▶ [Short problem]:
Quote each line of the material verbatim, without the pictures.

▶ [Information supplied]:
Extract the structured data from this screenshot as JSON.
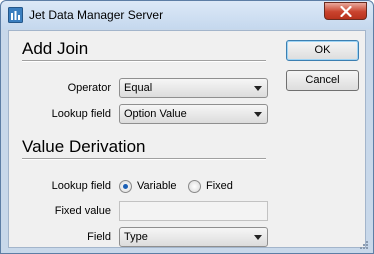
{
  "window": {
    "title": "Jet Data Manager Server"
  },
  "add_join": {
    "heading": "Add Join",
    "operator_label": "Operator",
    "operator_value": "Equal",
    "lookup_field_label": "Lookup field",
    "lookup_field_value": "Option Value"
  },
  "value_derivation": {
    "heading": "Value Derivation",
    "lookup_field_label": "Lookup field",
    "option_variable": "Variable",
    "option_fixed": "Fixed",
    "selected_option": "Variable",
    "fixed_value_label": "Fixed value",
    "fixed_value": "",
    "field_label": "Field",
    "field_value": "Type"
  },
  "buttons": {
    "ok": "OK",
    "cancel": "Cancel"
  },
  "colors": {
    "accent": "#1b5fb5",
    "titlebar": "#c5d8ee",
    "close": "#c9432d"
  }
}
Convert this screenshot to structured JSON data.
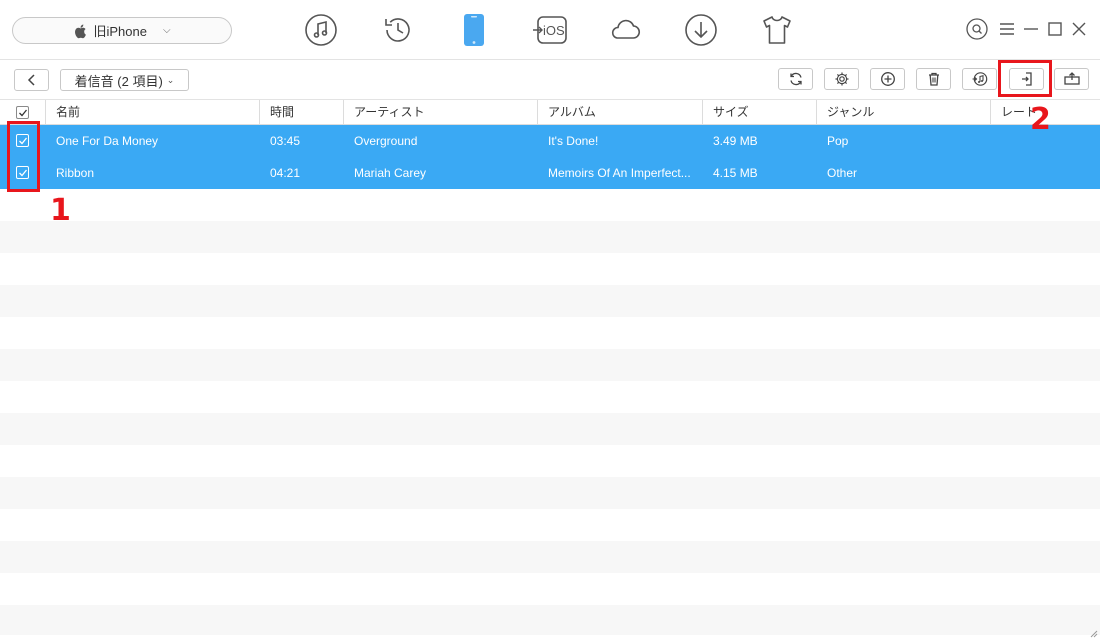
{
  "device": {
    "name": "旧iPhone"
  },
  "nav_icons": [
    "music-icon",
    "history-icon",
    "phone-icon",
    "ios-transfer-icon",
    "cloud-icon",
    "download-icon",
    "tshirt-icon"
  ],
  "nav_ios_label": "iOS",
  "toolbar": {
    "category": "着信音 (2 項目)",
    "buttons": [
      "refresh-icon",
      "settings-icon",
      "add-icon",
      "delete-icon",
      "to-itunes-icon",
      "to-computer-icon",
      "to-device-icon"
    ]
  },
  "table": {
    "columns": [
      "名前",
      "時間",
      "アーティスト",
      "アルバム",
      "サイズ",
      "ジャンル",
      "レート"
    ],
    "rows": [
      {
        "name": "One For Da Money",
        "time": "03:45",
        "artist": "Overground",
        "album": "It's Done!",
        "size": "3.49 MB",
        "genre": "Pop",
        "rating": "",
        "checked": true
      },
      {
        "name": "Ribbon",
        "time": "04:21",
        "artist": "Mariah Carey",
        "album": "Memoirs Of An Imperfect...",
        "size": "4.15 MB",
        "genre": "Other",
        "rating": "",
        "checked": true
      }
    ]
  },
  "annotations": [
    {
      "label": "1"
    },
    {
      "label": "2"
    }
  ],
  "colors": {
    "selected_row": "#3aa9f4",
    "active_nav": "#4aa8f0",
    "annotation": "#e8161c",
    "stripe": "#f7f7f7"
  }
}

▶ [Response to this exercise]:
Extract the structured data from this screenshot as JSON.
{
  "window": {
    "title": "Jet Data Manager Server"
  },
  "add_join": {
    "heading": "Add Join",
    "operator_label": "Operator",
    "operator_value": "Equal",
    "lookup_field_label": "Lookup field",
    "lookup_field_value": "Option Value"
  },
  "value_derivation": {
    "heading": "Value Derivation",
    "lookup_field_label": "Lookup field",
    "option_variable": "Variable",
    "option_fixed": "Fixed",
    "selected_option": "Variable",
    "fixed_value_label": "Fixed value",
    "fixed_value": "",
    "field_label": "Field",
    "field_value": "Type"
  },
  "buttons": {
    "ok": "OK",
    "cancel": "Cancel"
  },
  "colors": {
    "accent": "#1b5fb5",
    "titlebar": "#c5d8ee",
    "close": "#c9432d"
  }
}
Convert this screenshot to structured JSON data.
{
  "device": {
    "name": "旧iPhone"
  },
  "nav_icons": [
    "music-icon",
    "history-icon",
    "phone-icon",
    "ios-transfer-icon",
    "cloud-icon",
    "download-icon",
    "tshirt-icon"
  ],
  "nav_ios_label": "iOS",
  "toolbar": {
    "category": "着信音 (2 項目)",
    "buttons": [
      "refresh-icon",
      "settings-icon",
      "add-icon",
      "delete-icon",
      "to-itunes-icon",
      "to-computer-icon",
      "to-device-icon"
    ]
  },
  "table": {
    "columns": [
      "名前",
      "時間",
      "アーティスト",
      "アルバム",
      "サイズ",
      "ジャンル",
      "レート"
    ],
    "rows": [
      {
        "name": "One For Da Money",
        "time": "03:45",
        "artist": "Overground",
        "album": "It's Done!",
        "size": "3.49 MB",
        "genre": "Pop",
        "rating": "",
        "checked": true
      },
      {
        "name": "Ribbon",
        "time": "04:21",
        "artist": "Mariah Carey",
        "album": "Memoirs Of An Imperfect...",
        "size": "4.15 MB",
        "genre": "Other",
        "rating": "",
        "checked": true
      }
    ]
  },
  "annotations": [
    {
      "label": "1"
    },
    {
      "label": "2"
    }
  ],
  "colors": {
    "selected_row": "#3aa9f4",
    "active_nav": "#4aa8f0",
    "annotation": "#e8161c",
    "stripe": "#f7f7f7"
  }
}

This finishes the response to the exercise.